---- Data to use

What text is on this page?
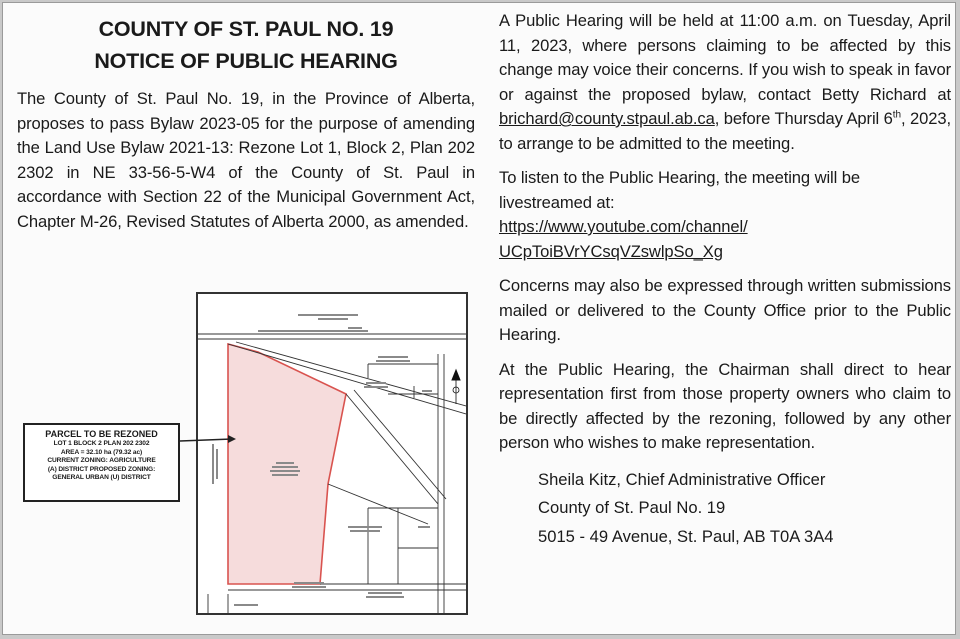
COUNTY OF ST. PAUL NO. 19

NOTICE OF PUBLIC HEARING

The County of St. Paul No. 19, in the Province of Alberta, proposes to pass Bylaw 2023-05 for the purpose of amending the Land Use Bylaw 2021-13: Rezone Lot 1, Block 2, Plan 202 2302 in NE 33-56-5-W4 of the County of St. Paul in accordance with Section 22 of the Municipal Government Act, Chapter M-26, Revised Statutes of Alberta 2000, as amended.

PARCEL TO BE REZONED
LOT 1 BLOCK 2 PLAN 202 2302
AREA = 32.10 ha (79.32 ac)
CURRENT ZONING: AGRICULTURE
(A) DISTRICT PROPOSED ZONING:
GENERAL URBAN (U) DISTRICT

A Public Hearing will be held at 11:00 a.m. on Tuesday, April 11, 2023, where persons claiming to be affected by this change may voice their concerns. If you wish to speak in favor or against the proposed bylaw, contact Betty Richard at brichard@county.stpaul.ab.ca, before Thursday April 6th, 2023, to arrange to be admitted to the meeting.

To listen to the Public Hearing, the meeting will be livestreamed at:
https://www.youtube.com/channel/
UCpToiBVrYCsqVZswlpSo_Xg

Concerns may also be expressed through written submissions mailed or delivered to the County Office prior to the Public Hearing.

At the Public Hearing, the Chairman shall direct to hear representation first from those property owners who claim to be directly affected by the rezoning, followed by any other person who wishes to make representation.

Sheila Kitz, Chief Administrative Officer
County of St. Paul No. 19
5015 - 49 Avenue, St. Paul, AB T0A 3A4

--------

List all lines where "will" occurs.

A Public Hearing will be held at 11:00 a.m. on Tuesday, April 11, 2023, where persons claiming to be affected by this change may voice their concerns. If you wish to speak in favor or against the proposed bylaw, contact Betty Richard at brichard@county.stpaul.ab.ca, before Thursday April 6th, 2023, to arrange to be admitted to the meeting.
To listen to the Public Hearing, the meeting will be livestreamed at:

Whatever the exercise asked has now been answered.